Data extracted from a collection
──────

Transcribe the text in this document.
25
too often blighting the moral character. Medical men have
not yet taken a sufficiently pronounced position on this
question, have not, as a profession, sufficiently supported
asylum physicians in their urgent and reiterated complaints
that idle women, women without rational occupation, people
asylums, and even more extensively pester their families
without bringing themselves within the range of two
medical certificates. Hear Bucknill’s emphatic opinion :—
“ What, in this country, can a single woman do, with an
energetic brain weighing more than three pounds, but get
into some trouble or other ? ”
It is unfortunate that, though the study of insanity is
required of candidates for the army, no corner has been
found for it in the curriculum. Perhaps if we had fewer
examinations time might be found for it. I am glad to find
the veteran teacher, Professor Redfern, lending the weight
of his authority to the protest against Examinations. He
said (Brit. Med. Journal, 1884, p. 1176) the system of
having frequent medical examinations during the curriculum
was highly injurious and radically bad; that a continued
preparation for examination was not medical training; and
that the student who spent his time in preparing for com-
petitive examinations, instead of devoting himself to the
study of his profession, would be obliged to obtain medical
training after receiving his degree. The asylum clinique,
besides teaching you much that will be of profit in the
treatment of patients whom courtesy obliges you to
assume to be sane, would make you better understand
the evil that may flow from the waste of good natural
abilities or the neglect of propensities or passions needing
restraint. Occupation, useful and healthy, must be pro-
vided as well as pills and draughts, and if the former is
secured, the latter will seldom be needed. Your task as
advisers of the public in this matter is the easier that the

──────

Exercise details: All records shown above are to be reproduced without any alteration.

Task answer:
Transcribe the text in this document.
25
too often blighting the moral character. Medical men have
not yet taken a sufficiently pronounced position on this
question, have not, as a profession, sufficiently supported
asylum physicians in their urgent and reiterated complaints
that idle women, women without rational occupation, people
asylums, and even more extensively pester their families
without bringing themselves within the range of two
medical certificates. Hear Bucknill’s emphatic opinion :—
“ What, in this country, can a single woman do, with an
energetic brain weighing more than three pounds, but get
into some trouble or other ? ”
It is unfortunate that, though the study of insanity is
required of candidates for the army, no corner has been
found for it in the curriculum. Perhaps if we had fewer
examinations time might be found for it. I am glad to find
the veteran teacher, Professor Redfern, lending the weight
of his authority to the protest against Examinations. He
said (Brit. Med. Journal, 1884, p. 1176) the system of
having frequent medical examinations during the curriculum
was highly injurious and radically bad; that a continued
preparation for examination was not medical training; and
that the student who spent his time in preparing for com-
petitive examinations, instead of devoting himself to the
study of his profession, would be obliged to obtain medical
training after receiving his degree. The asylum clinique,
besides teaching you much that will be of profit in the
treatment of patients whom courtesy obliges you to
assume to be sane, would make you better understand
the evil that may flow from the waste of good natural
abilities or the neglect of propensities or passions needing
restraint. Occupation, useful and healthy, must be pro-
vided as well as pills and draughts, and if the former is
secured, the latter will seldom be needed. Your task as
advisers of the public in this matter is the easier that the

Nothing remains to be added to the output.